--- start of TASK DATA ---
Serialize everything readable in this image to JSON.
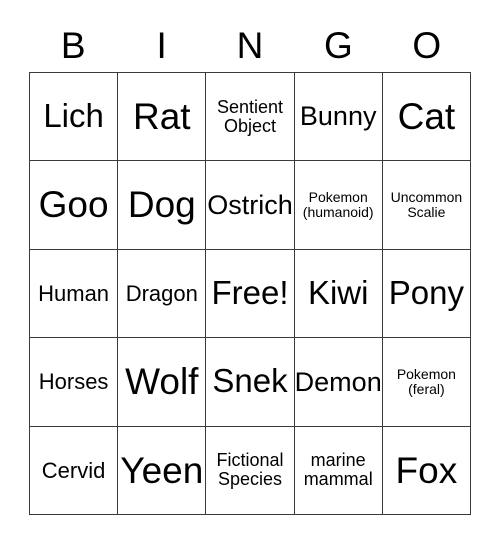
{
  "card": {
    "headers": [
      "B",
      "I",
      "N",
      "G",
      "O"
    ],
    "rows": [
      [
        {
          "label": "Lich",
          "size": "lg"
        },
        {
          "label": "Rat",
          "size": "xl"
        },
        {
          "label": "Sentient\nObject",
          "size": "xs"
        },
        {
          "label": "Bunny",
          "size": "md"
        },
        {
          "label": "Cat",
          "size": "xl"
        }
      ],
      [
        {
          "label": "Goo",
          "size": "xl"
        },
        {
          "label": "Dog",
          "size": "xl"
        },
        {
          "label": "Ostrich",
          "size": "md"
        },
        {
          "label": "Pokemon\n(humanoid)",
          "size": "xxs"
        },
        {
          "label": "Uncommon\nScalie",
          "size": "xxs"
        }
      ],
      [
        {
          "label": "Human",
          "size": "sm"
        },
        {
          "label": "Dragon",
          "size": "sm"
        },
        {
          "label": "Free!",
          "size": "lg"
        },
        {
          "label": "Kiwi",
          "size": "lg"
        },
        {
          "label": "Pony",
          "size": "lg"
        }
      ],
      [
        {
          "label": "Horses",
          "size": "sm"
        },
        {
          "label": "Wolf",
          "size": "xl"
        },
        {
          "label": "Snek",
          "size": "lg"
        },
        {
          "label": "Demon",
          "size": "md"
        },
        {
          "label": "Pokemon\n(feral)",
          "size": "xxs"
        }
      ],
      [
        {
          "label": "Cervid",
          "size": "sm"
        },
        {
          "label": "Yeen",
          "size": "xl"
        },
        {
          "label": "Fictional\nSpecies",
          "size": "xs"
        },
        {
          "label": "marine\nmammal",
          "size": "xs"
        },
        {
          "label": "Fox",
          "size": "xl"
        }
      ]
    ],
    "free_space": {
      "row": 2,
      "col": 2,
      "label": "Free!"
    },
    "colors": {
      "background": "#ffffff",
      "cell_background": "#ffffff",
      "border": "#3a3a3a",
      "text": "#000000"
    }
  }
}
--- end of TASK DATA ---
WHAT TO WORK ON |
Extract all lines of the records above that include "Pokemon".

OUTPUT OF THE TASK |
          "label": "Pokemon\n(humanoid)",
          "label": "Pokemon\n(feral)",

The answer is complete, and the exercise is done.